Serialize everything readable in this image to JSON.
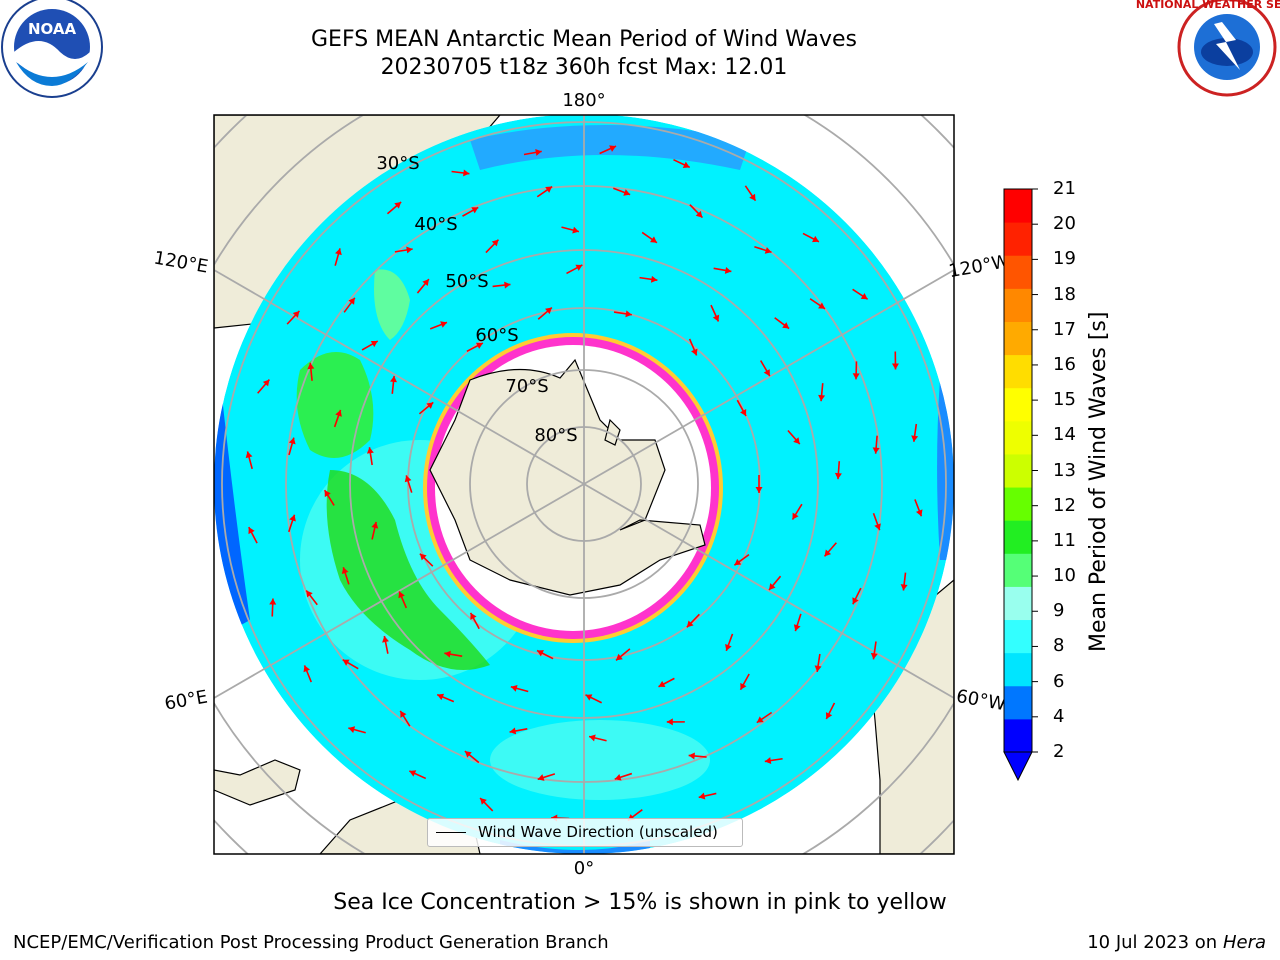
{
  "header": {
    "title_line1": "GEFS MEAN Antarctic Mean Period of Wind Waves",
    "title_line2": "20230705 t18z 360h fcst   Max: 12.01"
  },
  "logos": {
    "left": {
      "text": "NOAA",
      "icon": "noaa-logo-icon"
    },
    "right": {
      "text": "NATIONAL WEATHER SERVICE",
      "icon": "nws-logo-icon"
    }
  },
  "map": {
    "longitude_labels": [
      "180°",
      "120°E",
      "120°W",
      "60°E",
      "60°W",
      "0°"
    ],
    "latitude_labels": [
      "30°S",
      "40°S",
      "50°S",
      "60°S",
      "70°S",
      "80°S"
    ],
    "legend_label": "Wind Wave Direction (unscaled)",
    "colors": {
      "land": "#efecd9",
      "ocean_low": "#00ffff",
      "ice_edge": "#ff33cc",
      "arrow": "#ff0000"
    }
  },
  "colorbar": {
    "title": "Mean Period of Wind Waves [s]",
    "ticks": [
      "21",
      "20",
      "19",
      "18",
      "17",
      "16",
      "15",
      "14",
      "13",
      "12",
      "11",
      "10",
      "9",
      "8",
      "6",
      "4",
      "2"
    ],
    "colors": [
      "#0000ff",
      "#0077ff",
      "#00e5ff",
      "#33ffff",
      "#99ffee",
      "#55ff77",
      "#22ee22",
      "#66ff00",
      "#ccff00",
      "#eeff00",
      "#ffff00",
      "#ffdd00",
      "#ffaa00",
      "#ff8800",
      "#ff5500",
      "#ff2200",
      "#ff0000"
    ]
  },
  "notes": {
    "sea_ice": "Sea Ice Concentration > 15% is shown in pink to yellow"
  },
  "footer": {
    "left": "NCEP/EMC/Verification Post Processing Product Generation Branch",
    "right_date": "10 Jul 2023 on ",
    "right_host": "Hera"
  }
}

▬▬▬▬▬▬

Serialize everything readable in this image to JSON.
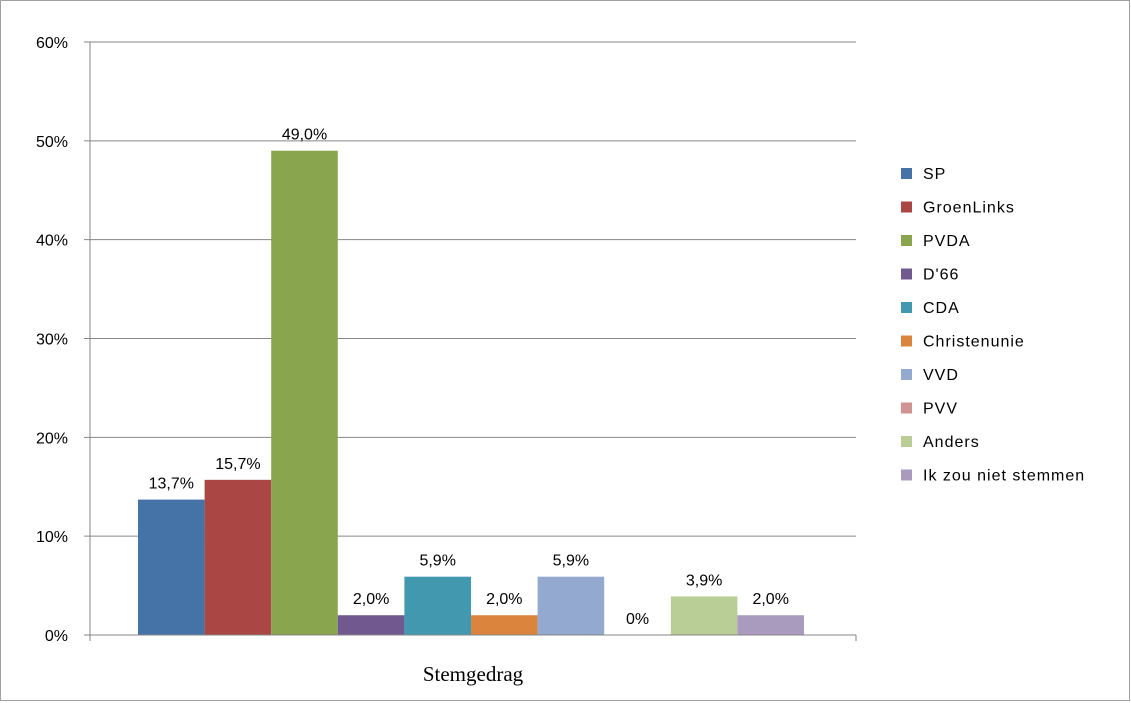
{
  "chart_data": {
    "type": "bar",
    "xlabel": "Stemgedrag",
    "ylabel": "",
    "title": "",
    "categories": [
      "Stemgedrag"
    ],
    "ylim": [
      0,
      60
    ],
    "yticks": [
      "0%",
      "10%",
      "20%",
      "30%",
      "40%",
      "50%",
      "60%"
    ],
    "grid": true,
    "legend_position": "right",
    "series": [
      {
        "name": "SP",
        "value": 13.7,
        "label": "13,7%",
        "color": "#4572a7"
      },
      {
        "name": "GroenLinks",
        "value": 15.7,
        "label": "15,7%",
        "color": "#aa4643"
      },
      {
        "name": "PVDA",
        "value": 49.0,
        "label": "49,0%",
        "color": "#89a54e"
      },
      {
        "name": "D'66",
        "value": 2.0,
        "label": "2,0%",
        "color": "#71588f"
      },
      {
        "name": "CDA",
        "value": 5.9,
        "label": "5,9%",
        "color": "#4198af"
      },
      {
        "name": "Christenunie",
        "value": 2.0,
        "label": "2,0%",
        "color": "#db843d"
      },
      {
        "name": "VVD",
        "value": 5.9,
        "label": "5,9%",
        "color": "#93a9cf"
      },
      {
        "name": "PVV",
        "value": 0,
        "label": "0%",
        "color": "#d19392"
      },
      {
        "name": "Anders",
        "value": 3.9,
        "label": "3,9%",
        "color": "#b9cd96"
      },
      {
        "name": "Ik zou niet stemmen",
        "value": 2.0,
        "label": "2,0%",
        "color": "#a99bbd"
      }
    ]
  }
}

▬▬▬▬▬▬

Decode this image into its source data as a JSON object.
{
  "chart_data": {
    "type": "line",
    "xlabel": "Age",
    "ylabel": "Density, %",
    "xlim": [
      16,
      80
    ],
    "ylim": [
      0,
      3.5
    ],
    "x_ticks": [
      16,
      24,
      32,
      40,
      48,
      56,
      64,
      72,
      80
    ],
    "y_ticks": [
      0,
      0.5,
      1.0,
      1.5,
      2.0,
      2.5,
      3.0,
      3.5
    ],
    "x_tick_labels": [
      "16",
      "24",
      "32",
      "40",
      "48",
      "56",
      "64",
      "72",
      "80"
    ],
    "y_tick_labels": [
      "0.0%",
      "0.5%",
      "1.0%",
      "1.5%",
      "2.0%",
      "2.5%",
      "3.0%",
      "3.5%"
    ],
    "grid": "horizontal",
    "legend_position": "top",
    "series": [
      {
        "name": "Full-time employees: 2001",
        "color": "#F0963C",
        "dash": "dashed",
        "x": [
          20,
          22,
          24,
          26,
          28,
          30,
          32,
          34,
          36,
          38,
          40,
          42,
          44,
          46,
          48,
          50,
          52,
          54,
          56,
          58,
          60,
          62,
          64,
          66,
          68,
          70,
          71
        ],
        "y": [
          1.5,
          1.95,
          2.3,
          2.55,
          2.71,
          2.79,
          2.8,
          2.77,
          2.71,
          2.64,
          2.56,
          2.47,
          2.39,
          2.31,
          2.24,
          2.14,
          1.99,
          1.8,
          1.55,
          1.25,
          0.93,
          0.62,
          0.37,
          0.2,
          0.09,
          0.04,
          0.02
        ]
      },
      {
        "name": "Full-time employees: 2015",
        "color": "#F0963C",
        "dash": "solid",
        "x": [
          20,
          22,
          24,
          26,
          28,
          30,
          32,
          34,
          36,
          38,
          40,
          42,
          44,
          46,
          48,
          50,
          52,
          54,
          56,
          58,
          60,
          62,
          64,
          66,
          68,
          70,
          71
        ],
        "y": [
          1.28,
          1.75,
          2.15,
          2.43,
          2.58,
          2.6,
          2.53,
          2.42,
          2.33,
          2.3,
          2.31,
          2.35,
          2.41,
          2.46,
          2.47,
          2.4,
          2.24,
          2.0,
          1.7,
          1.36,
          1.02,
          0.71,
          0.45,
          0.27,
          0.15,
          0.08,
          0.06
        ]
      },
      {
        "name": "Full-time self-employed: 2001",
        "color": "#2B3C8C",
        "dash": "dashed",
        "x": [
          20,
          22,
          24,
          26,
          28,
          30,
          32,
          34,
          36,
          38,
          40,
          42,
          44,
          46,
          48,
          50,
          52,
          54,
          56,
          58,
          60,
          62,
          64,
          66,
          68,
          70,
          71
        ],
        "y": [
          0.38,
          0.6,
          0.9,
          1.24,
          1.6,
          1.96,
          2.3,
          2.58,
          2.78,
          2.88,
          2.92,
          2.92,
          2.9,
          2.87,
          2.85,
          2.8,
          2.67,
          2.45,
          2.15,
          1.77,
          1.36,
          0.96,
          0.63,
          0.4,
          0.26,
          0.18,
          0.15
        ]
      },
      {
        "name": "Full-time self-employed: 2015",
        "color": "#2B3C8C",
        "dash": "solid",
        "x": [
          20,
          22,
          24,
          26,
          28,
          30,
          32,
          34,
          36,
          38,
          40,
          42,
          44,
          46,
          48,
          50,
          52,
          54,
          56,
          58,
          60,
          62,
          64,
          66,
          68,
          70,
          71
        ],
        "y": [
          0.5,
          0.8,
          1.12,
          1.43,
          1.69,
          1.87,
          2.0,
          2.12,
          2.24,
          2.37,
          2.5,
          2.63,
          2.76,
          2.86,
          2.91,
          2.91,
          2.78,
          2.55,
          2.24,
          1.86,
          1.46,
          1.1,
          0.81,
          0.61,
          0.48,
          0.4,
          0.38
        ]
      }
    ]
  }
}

▬▬▬▬▬▬

# [Aim]
Report how many lines in this data include the string "text", and nothing else.

# [Answer to this task]
2